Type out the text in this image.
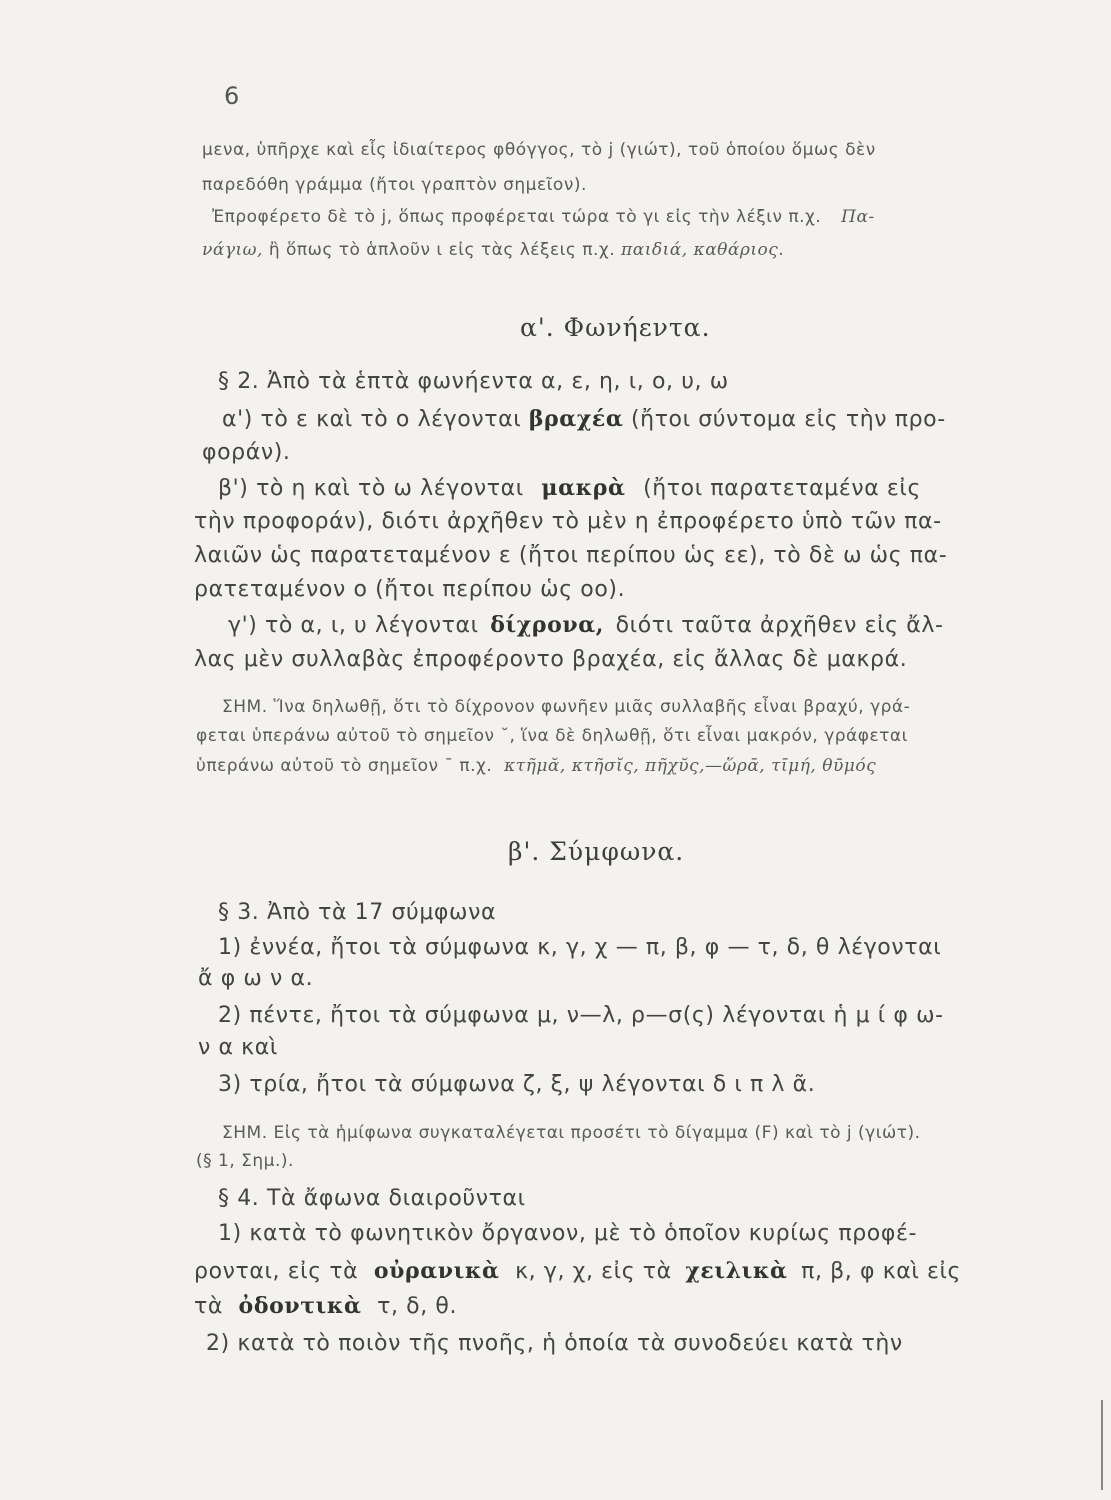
6
μενα, ὑπῆρχε καὶ εἷς ἰδιαίτερος φθόγγος, τὸ j (γιώτ), τοῦ ὁποίου ὅμως δὲν
παρεδόθη γράμμα (ἤτοι γραπτὸν σημεῖον).
Ἐπροφέρετο δὲ τὸ j, ὅπως προφέρεται τώρα τὸ γι εἰς τὴν λέξιν π.χ. Πα-
νάγιω, ἢ ὅπως τὸ ἁπλοῦν ι εἰς τὰς λέξεις π.χ. παιδιά, καθάριος.
α'. Φωνήεντα.
§ 2. Ἀπὸ τὰ ἑπτὰ φωνήεντα α, ε, η, ι, ο, υ, ω
α') τὸ ε καὶ τὸ ο λέγονται βραχέα (ἤτοι σύντομα εἰς τὴν προ-
φοράν).
β') τὸ η καὶ τὸ ω λέγονται μακρὰ (ἤτοι παρατεταμένα εἰς
τὴν προφοράν), διότι ἀρχῆθεν τὸ μὲν η ἐπροφέρετο ὑπὸ τῶν πα-
λαιῶν ὡς παρατεταμένον ε (ἤτοι περίπου ὡς εε), τὸ δὲ ω ὡς πα-
ρατεταμένον ο (ἤτοι περίπου ὡς οο).
γ') τὸ α, ι, υ λέγονται δίχρονα, διότι ταῦτα ἀρχῆθεν εἰς ἄλ-
λας μὲν συλλαβὰς ἐπροφέροντο βραχέα, εἰς ἄλλας δὲ μακρά.
ΣΗΜ. Ἵνα δηλωθῇ, ὅτι τὸ δίχρονον φωνῆεν μιᾶς συλλαβῆς εἶναι βραχύ, γρά-
φεται ὑπεράνω αὐτοῦ τὸ σημεῖον ˘, ἵνα δὲ δηλωθῇ, ὅτι εἶναι μακρόν, γράφεται
ὑπεράνω αὐτοῦ τὸ σημεῖον ¯ π.χ. κτῆμᾰ, κτῆσῐς, πῆχῠς,—ὥρᾱ, τῑμή, θῡμός
β'. Σύμφωνα.
§ 3. Ἀπὸ τὰ 17 σύμφωνα
1) ἐννέα, ἤτοι τὰ σύμφωνα κ, γ, χ — π, β, φ — τ, δ, θ λέγονται
ἄ φ ω ν α.
2) πέντε, ἤτοι τὰ σύμφωνα μ, ν—λ, ρ—σ(ς) λέγονται ἡ μ ί φ ω-
ν α καὶ
3) τρία, ἤτοι τὰ σύμφωνα ζ, ξ, ψ λέγονται δ ι π λ ᾶ.
ΣΗΜ. Εἰς τὰ ἡμίφωνα συγκαταλέγεται προσέτι τὸ δίγαμμα (F) καὶ τὸ j (γιώτ).
(§ 1, Σημ.).
§ 4. Τὰ ἄφωνα διαιροῦνται
1) κατὰ τὸ φωνητικὸν ὄργανον, μὲ τὸ ὁποῖον κυρίως προφέ-
ρονται, εἰς τὰ οὐρανικὰ κ, γ, χ, εἰς τὰ χειλικὰ π, β, φ καὶ εἰς
τὰ ὀδοντικὰ τ, δ, θ.
2) κατὰ τὸ ποιὸν τῆς πνοῆς, ἡ ὁποία τὰ συνοδεύει κατὰ τὴν
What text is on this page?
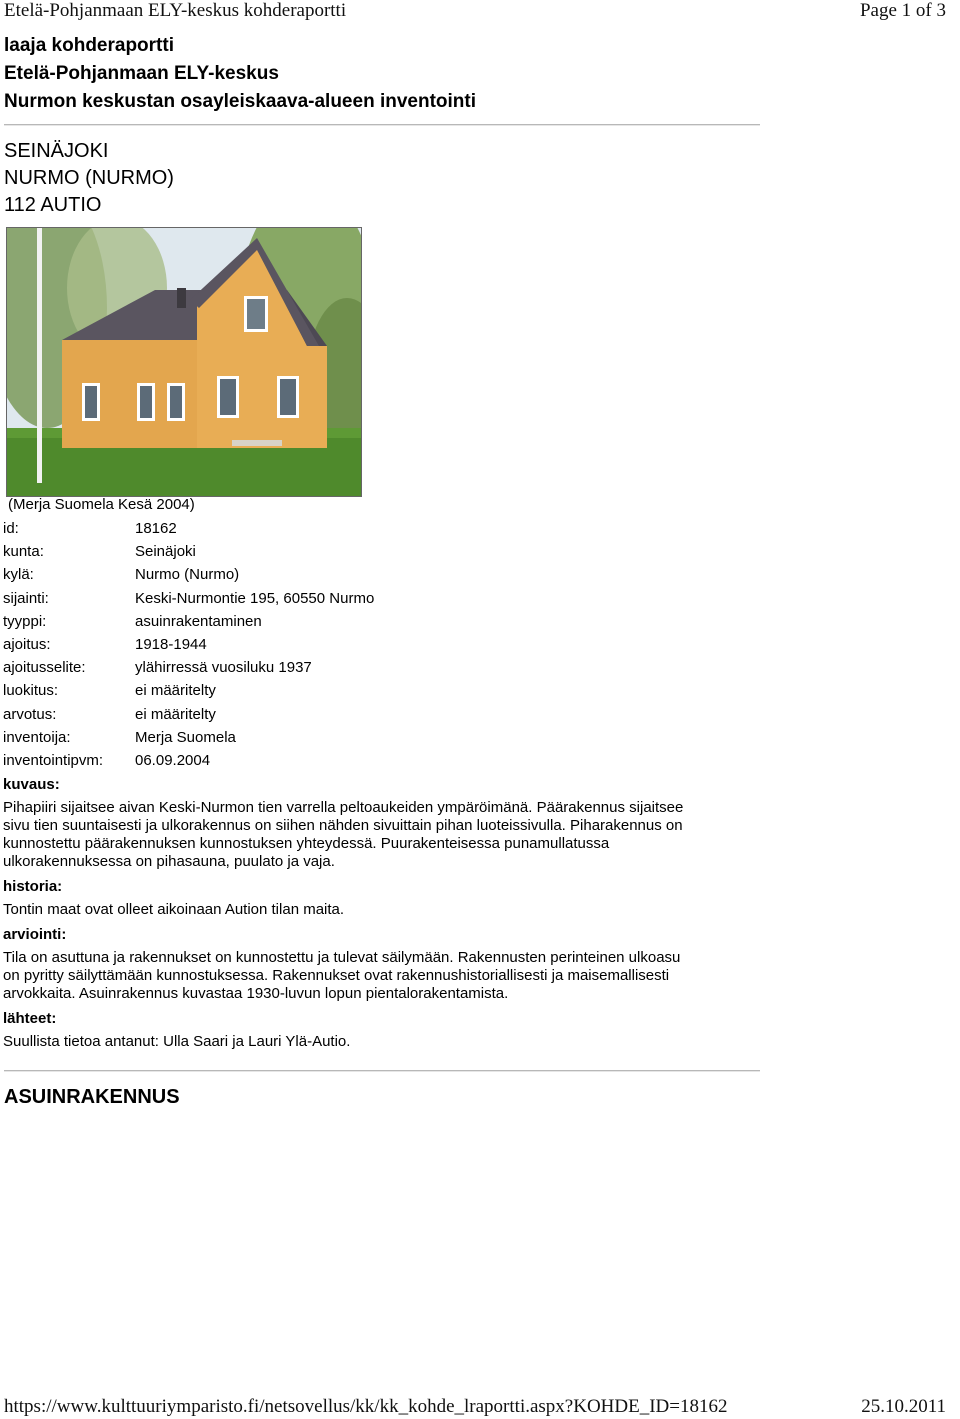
Etelä-Pohjanmaan ELY-keskus kohderaportti	Page 1 of 3
laaja kohderaportti
Etelä-Pohjanmaan ELY-keskus
Nurmon keskustan osayleiskaava-alueen inventointi
SEINÄJOKI
NURMO (NURMO)
112 AUTIO
(Merja Suomela Kesä 2004)
id:	18162
kunta:	Seinäjoki
kylä:	Nurmo (Nurmo)
sijainti:	Keski-Nurmontie 195, 60550 Nurmo
tyyppi:	asuinrakentaminen
ajoitus:	1918-1944
ajoitusselite:	ylähirressä vuosiluku 1937
luokitus:	ei määritelty
arvotus:	ei määritelty
inventoija:	Merja Suomela
inventointipvm:	06.09.2004
kuvaus:
Pihapiiri sijaitsee aivan Keski-Nurmon tien varrella peltoaukeiden ympäröimänä. Päärakennus sijaitsee
sivu tien suuntaisesti ja ulkorakennus on siihen nähden sivuittain pihan luoteissivulla. Piharakennus on
kunnostettu päärakennuksen kunnostuksen yhteydessä. Puurakenteisessa punamullatussa
ulkorakennuksessa on pihasauna, puulato ja vaja.
historia:
Tontin maat ovat olleet aikoinaan Aution tilan maita.
arviointi:
Tila on asuttuna ja rakennukset on kunnostettu ja tulevat säilymään. Rakennusten perinteinen ulkoasu
on pyritty säilyttämään kunnostuksessa. Rakennukset ovat rakennushistoriallisesti ja maisemallisesti
arvokkaita. Asuinrakennus kuvastaa 1930-luvun lopun pientalorakentamista.
lähteet:
Suullista tietoa antanut: Ulla Saari ja Lauri Ylä-Autio.
ASUINRAKENNUS
https://www.kulttuuriymparisto.fi/netsovellus/kk/kk_kohde_lraportti.aspx?KOHDE_ID=18162	25.10.2011
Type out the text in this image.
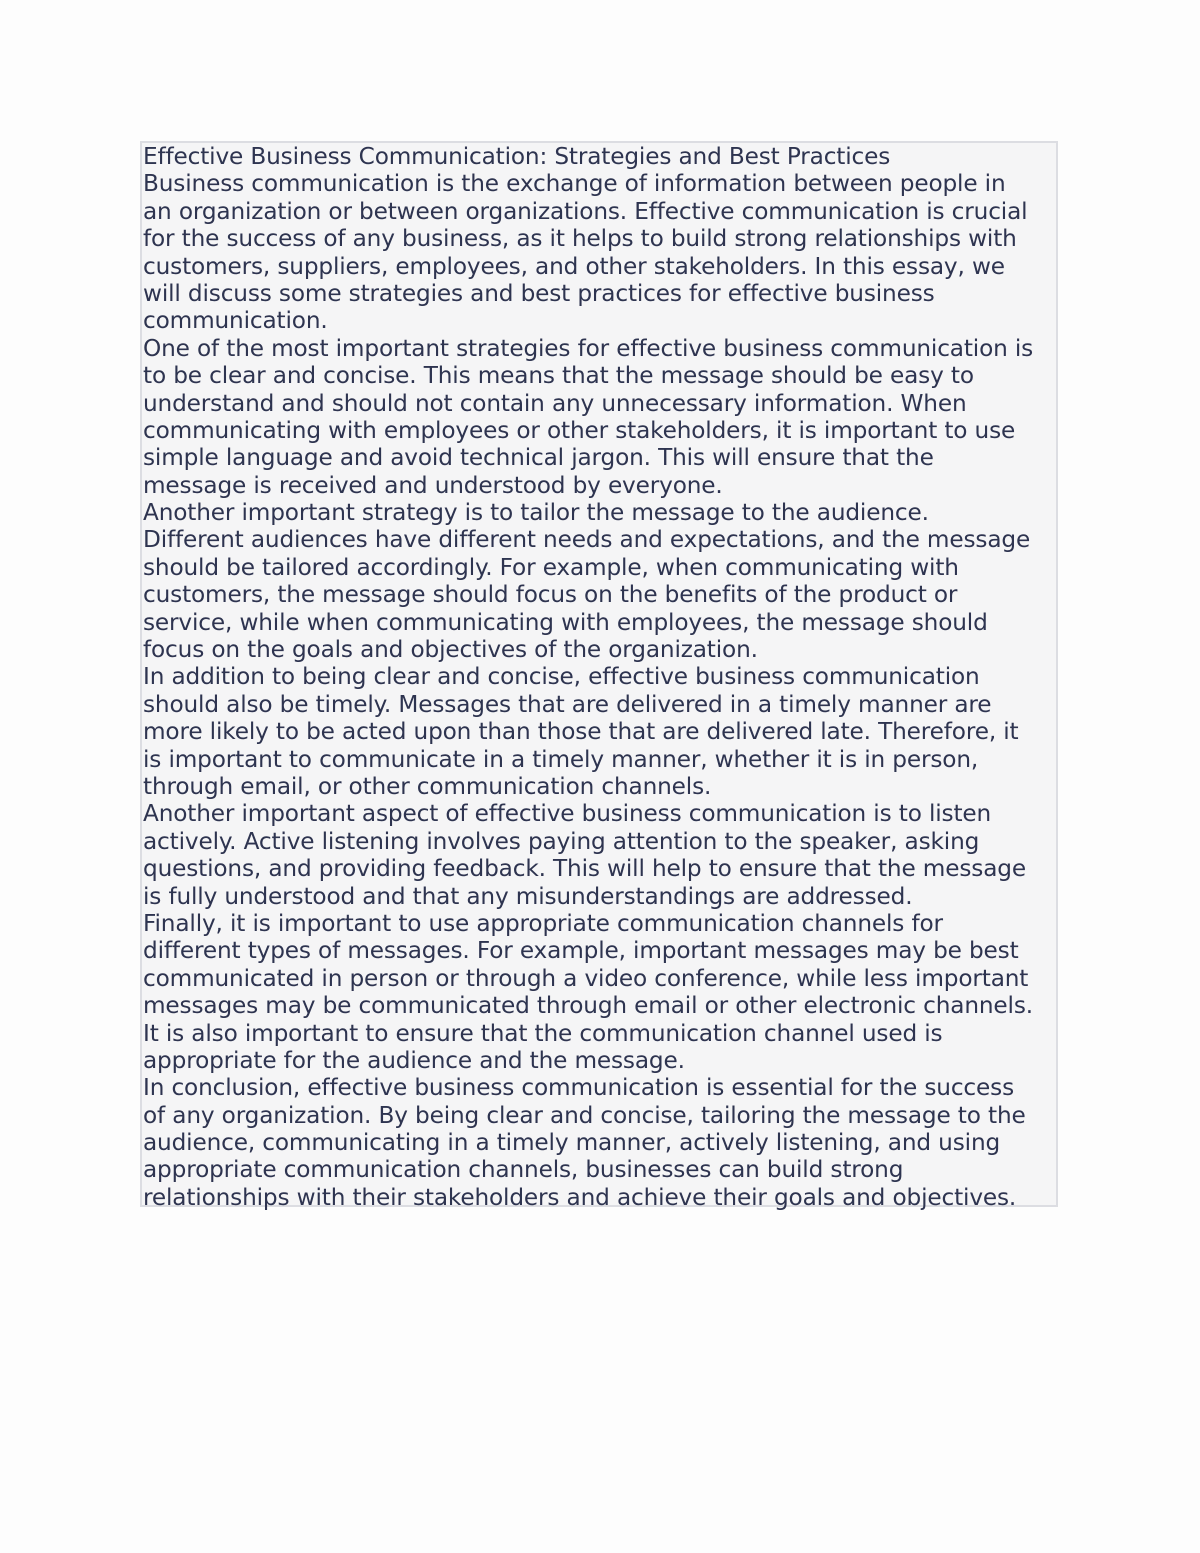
Effective Business Communication: Strategies and Best Practices
Business communication is the exchange of information between people in
an organization or between organizations. Effective communication is crucial
for the success of any business, as it helps to build strong relationships with
customers, suppliers, employees, and other stakeholders. In this essay, we
will discuss some strategies and best practices for effective business
communication.
One of the most important strategies for effective business communication is
to be clear and concise. This means that the message should be easy to
understand and should not contain any unnecessary information. When
communicating with employees or other stakeholders, it is important to use
simple language and avoid technical jargon. This will ensure that the
message is received and understood by everyone.
Another important strategy is to tailor the message to the audience.
Different audiences have different needs and expectations, and the message
should be tailored accordingly. For example, when communicating with
customers, the message should focus on the benefits of the product or
service, while when communicating with employees, the message should
focus on the goals and objectives of the organization.
In addition to being clear and concise, effective business communication
should also be timely. Messages that are delivered in a timely manner are
more likely to be acted upon than those that are delivered late. Therefore, it
is important to communicate in a timely manner, whether it is in person,
through email, or other communication channels.
Another important aspect of effective business communication is to listen
actively. Active listening involves paying attention to the speaker, asking
questions, and providing feedback. This will help to ensure that the message
is fully understood and that any misunderstandings are addressed.
Finally, it is important to use appropriate communication channels for
different types of messages. For example, important messages may be best
communicated in person or through a video conference, while less important
messages may be communicated through email or other electronic channels.
It is also important to ensure that the communication channel used is
appropriate for the audience and the message.
In conclusion, effective business communication is essential for the success
of any organization. By being clear and concise, tailoring the message to the
audience, communicating in a timely manner, actively listening, and using
appropriate communication channels, businesses can build strong
relationships with their stakeholders and achieve their goals and objectives.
──────
REQUEST »
Gather all the lines that include the word "ἀρχῆθεν" and copy them out.

FINISHED TASK »
τὴν προφοράν), διότι ἀρχῆθεν τὸ μὲν η ἐπροφέρετο ὑπὸ τῶν πα-
γ') τὸ α, ι, υ λέγονται δίχρονα, διότι ταῦτα ἀρχῆθεν εἰς ἄλ-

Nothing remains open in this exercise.